Objective:
Print all of the entries exactly, minus the pictures.

Records for processing:
━━━━━━━━━━

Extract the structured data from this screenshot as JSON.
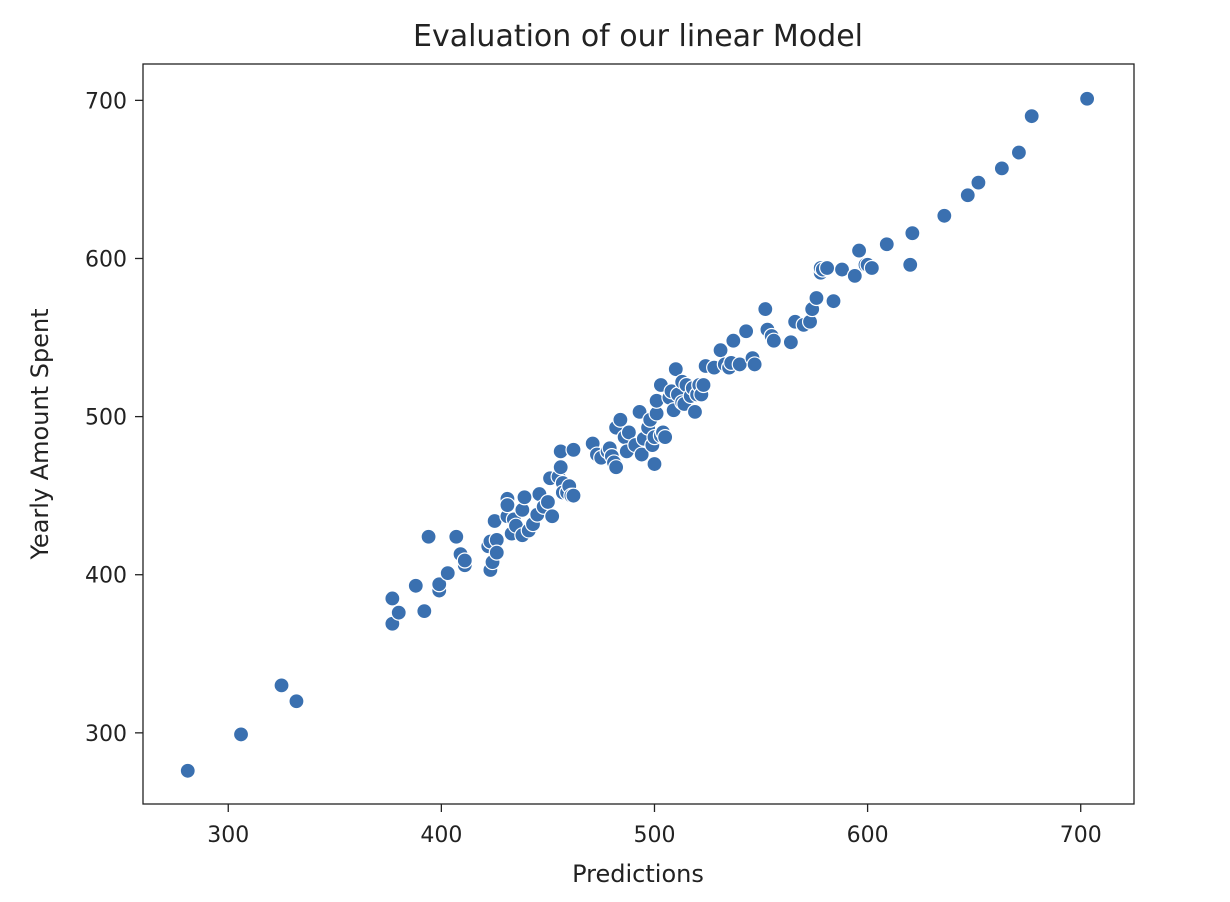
{
  "chart_data": {
    "type": "scatter",
    "title": "Evaluation of our linear Model",
    "xlabel": "Predictions",
    "ylabel": "Yearly Amount Spent",
    "xlim": [
      260,
      725
    ],
    "ylim": [
      255,
      723
    ],
    "xticks": [
      300,
      400,
      500,
      600,
      700
    ],
    "yticks": [
      300,
      400,
      500,
      600,
      700
    ],
    "grid": false,
    "marker_color": "#3a70b0",
    "points": [
      [
        281,
        276
      ],
      [
        306,
        299
      ],
      [
        325,
        330
      ],
      [
        332,
        320
      ],
      [
        377,
        369
      ],
      [
        377,
        385
      ],
      [
        380,
        376
      ],
      [
        388,
        393
      ],
      [
        392,
        377
      ],
      [
        394,
        424
      ],
      [
        399,
        390
      ],
      [
        399,
        394
      ],
      [
        403,
        401
      ],
      [
        407,
        424
      ],
      [
        409,
        413
      ],
      [
        411,
        406
      ],
      [
        411,
        409
      ],
      [
        422,
        418
      ],
      [
        423,
        403
      ],
      [
        423,
        421
      ],
      [
        424,
        408
      ],
      [
        425,
        434
      ],
      [
        426,
        422
      ],
      [
        426,
        414
      ],
      [
        431,
        437
      ],
      [
        431,
        448
      ],
      [
        431,
        444
      ],
      [
        433,
        426
      ],
      [
        434,
        435
      ],
      [
        435,
        431
      ],
      [
        438,
        425
      ],
      [
        438,
        441
      ],
      [
        439,
        449
      ],
      [
        441,
        428
      ],
      [
        443,
        432
      ],
      [
        445,
        438
      ],
      [
        446,
        451
      ],
      [
        448,
        443
      ],
      [
        450,
        446
      ],
      [
        451,
        461
      ],
      [
        452,
        437
      ],
      [
        455,
        462
      ],
      [
        456,
        478
      ],
      [
        456,
        468
      ],
      [
        457,
        458
      ],
      [
        457,
        452
      ],
      [
        459,
        452
      ],
      [
        460,
        456
      ],
      [
        461,
        450
      ],
      [
        462,
        479
      ],
      [
        462,
        450
      ],
      [
        471,
        483
      ],
      [
        473,
        476
      ],
      [
        475,
        474
      ],
      [
        478,
        478
      ],
      [
        479,
        480
      ],
      [
        480,
        475
      ],
      [
        481,
        471
      ],
      [
        482,
        468
      ],
      [
        482,
        493
      ],
      [
        484,
        498
      ],
      [
        486,
        487
      ],
      [
        487,
        478
      ],
      [
        488,
        490
      ],
      [
        491,
        482
      ],
      [
        493,
        503
      ],
      [
        494,
        476
      ],
      [
        495,
        486
      ],
      [
        497,
        493
      ],
      [
        498,
        498
      ],
      [
        499,
        482
      ],
      [
        500,
        470
      ],
      [
        500,
        487
      ],
      [
        501,
        502
      ],
      [
        501,
        510
      ],
      [
        503,
        488
      ],
      [
        503,
        520
      ],
      [
        504,
        490
      ],
      [
        505,
        487
      ],
      [
        507,
        512
      ],
      [
        508,
        516
      ],
      [
        509,
        504
      ],
      [
        510,
        530
      ],
      [
        511,
        514
      ],
      [
        513,
        509
      ],
      [
        513,
        522
      ],
      [
        514,
        508
      ],
      [
        515,
        520
      ],
      [
        517,
        513
      ],
      [
        518,
        518
      ],
      [
        519,
        503
      ],
      [
        520,
        514
      ],
      [
        521,
        520
      ],
      [
        522,
        514
      ],
      [
        523,
        520
      ],
      [
        524,
        532
      ],
      [
        528,
        531
      ],
      [
        531,
        542
      ],
      [
        533,
        533
      ],
      [
        535,
        531
      ],
      [
        536,
        534
      ],
      [
        537,
        548
      ],
      [
        540,
        533
      ],
      [
        543,
        554
      ],
      [
        546,
        537
      ],
      [
        547,
        533
      ],
      [
        552,
        568
      ],
      [
        553,
        555
      ],
      [
        555,
        551
      ],
      [
        556,
        548
      ],
      [
        564,
        547
      ],
      [
        566,
        560
      ],
      [
        570,
        558
      ],
      [
        573,
        560
      ],
      [
        574,
        568
      ],
      [
        576,
        575
      ],
      [
        578,
        591
      ],
      [
        578,
        594
      ],
      [
        579,
        593
      ],
      [
        581,
        594
      ],
      [
        584,
        573
      ],
      [
        588,
        593
      ],
      [
        594,
        589
      ],
      [
        596,
        605
      ],
      [
        599,
        596
      ],
      [
        600,
        596
      ],
      [
        602,
        594
      ],
      [
        609,
        609
      ],
      [
        620,
        596
      ],
      [
        621,
        616
      ],
      [
        636,
        627
      ],
      [
        647,
        640
      ],
      [
        652,
        648
      ],
      [
        663,
        657
      ],
      [
        671,
        667
      ],
      [
        677,
        690
      ],
      [
        703,
        701
      ]
    ]
  }
}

━━━━━━━━━━

Solution to the problem:
Extract the structured data from this screenshot as JSON.
{
  "chart_data": {
    "type": "scatter",
    "title": "Evaluation of our linear Model",
    "xlabel": "Predictions",
    "ylabel": "Yearly Amount Spent",
    "xlim": [
      260,
      725
    ],
    "ylim": [
      255,
      723
    ],
    "xticks": [
      300,
      400,
      500,
      600,
      700
    ],
    "yticks": [
      300,
      400,
      500,
      600,
      700
    ],
    "grid": false,
    "marker_color": "#3a70b0",
    "points": [
      [
        281,
        276
      ],
      [
        306,
        299
      ],
      [
        325,
        330
      ],
      [
        332,
        320
      ],
      [
        377,
        369
      ],
      [
        377,
        385
      ],
      [
        380,
        376
      ],
      [
        388,
        393
      ],
      [
        392,
        377
      ],
      [
        394,
        424
      ],
      [
        399,
        390
      ],
      [
        399,
        394
      ],
      [
        403,
        401
      ],
      [
        407,
        424
      ],
      [
        409,
        413
      ],
      [
        411,
        406
      ],
      [
        411,
        409
      ],
      [
        422,
        418
      ],
      [
        423,
        403
      ],
      [
        423,
        421
      ],
      [
        424,
        408
      ],
      [
        425,
        434
      ],
      [
        426,
        422
      ],
      [
        426,
        414
      ],
      [
        431,
        437
      ],
      [
        431,
        448
      ],
      [
        431,
        444
      ],
      [
        433,
        426
      ],
      [
        434,
        435
      ],
      [
        435,
        431
      ],
      [
        438,
        425
      ],
      [
        438,
        441
      ],
      [
        439,
        449
      ],
      [
        441,
        428
      ],
      [
        443,
        432
      ],
      [
        445,
        438
      ],
      [
        446,
        451
      ],
      [
        448,
        443
      ],
      [
        450,
        446
      ],
      [
        451,
        461
      ],
      [
        452,
        437
      ],
      [
        455,
        462
      ],
      [
        456,
        478
      ],
      [
        456,
        468
      ],
      [
        457,
        458
      ],
      [
        457,
        452
      ],
      [
        459,
        452
      ],
      [
        460,
        456
      ],
      [
        461,
        450
      ],
      [
        462,
        479
      ],
      [
        462,
        450
      ],
      [
        471,
        483
      ],
      [
        473,
        476
      ],
      [
        475,
        474
      ],
      [
        478,
        478
      ],
      [
        479,
        480
      ],
      [
        480,
        475
      ],
      [
        481,
        471
      ],
      [
        482,
        468
      ],
      [
        482,
        493
      ],
      [
        484,
        498
      ],
      [
        486,
        487
      ],
      [
        487,
        478
      ],
      [
        488,
        490
      ],
      [
        491,
        482
      ],
      [
        493,
        503
      ],
      [
        494,
        476
      ],
      [
        495,
        486
      ],
      [
        497,
        493
      ],
      [
        498,
        498
      ],
      [
        499,
        482
      ],
      [
        500,
        470
      ],
      [
        500,
        487
      ],
      [
        501,
        502
      ],
      [
        501,
        510
      ],
      [
        503,
        488
      ],
      [
        503,
        520
      ],
      [
        504,
        490
      ],
      [
        505,
        487
      ],
      [
        507,
        512
      ],
      [
        508,
        516
      ],
      [
        509,
        504
      ],
      [
        510,
        530
      ],
      [
        511,
        514
      ],
      [
        513,
        509
      ],
      [
        513,
        522
      ],
      [
        514,
        508
      ],
      [
        515,
        520
      ],
      [
        517,
        513
      ],
      [
        518,
        518
      ],
      [
        519,
        503
      ],
      [
        520,
        514
      ],
      [
        521,
        520
      ],
      [
        522,
        514
      ],
      [
        523,
        520
      ],
      [
        524,
        532
      ],
      [
        528,
        531
      ],
      [
        531,
        542
      ],
      [
        533,
        533
      ],
      [
        535,
        531
      ],
      [
        536,
        534
      ],
      [
        537,
        548
      ],
      [
        540,
        533
      ],
      [
        543,
        554
      ],
      [
        546,
        537
      ],
      [
        547,
        533
      ],
      [
        552,
        568
      ],
      [
        553,
        555
      ],
      [
        555,
        551
      ],
      [
        556,
        548
      ],
      [
        564,
        547
      ],
      [
        566,
        560
      ],
      [
        570,
        558
      ],
      [
        573,
        560
      ],
      [
        574,
        568
      ],
      [
        576,
        575
      ],
      [
        578,
        591
      ],
      [
        578,
        594
      ],
      [
        579,
        593
      ],
      [
        581,
        594
      ],
      [
        584,
        573
      ],
      [
        588,
        593
      ],
      [
        594,
        589
      ],
      [
        596,
        605
      ],
      [
        599,
        596
      ],
      [
        600,
        596
      ],
      [
        602,
        594
      ],
      [
        609,
        609
      ],
      [
        620,
        596
      ],
      [
        621,
        616
      ],
      [
        636,
        627
      ],
      [
        647,
        640
      ],
      [
        652,
        648
      ],
      [
        663,
        657
      ],
      [
        671,
        667
      ],
      [
        677,
        690
      ],
      [
        703,
        701
      ]
    ]
  }
}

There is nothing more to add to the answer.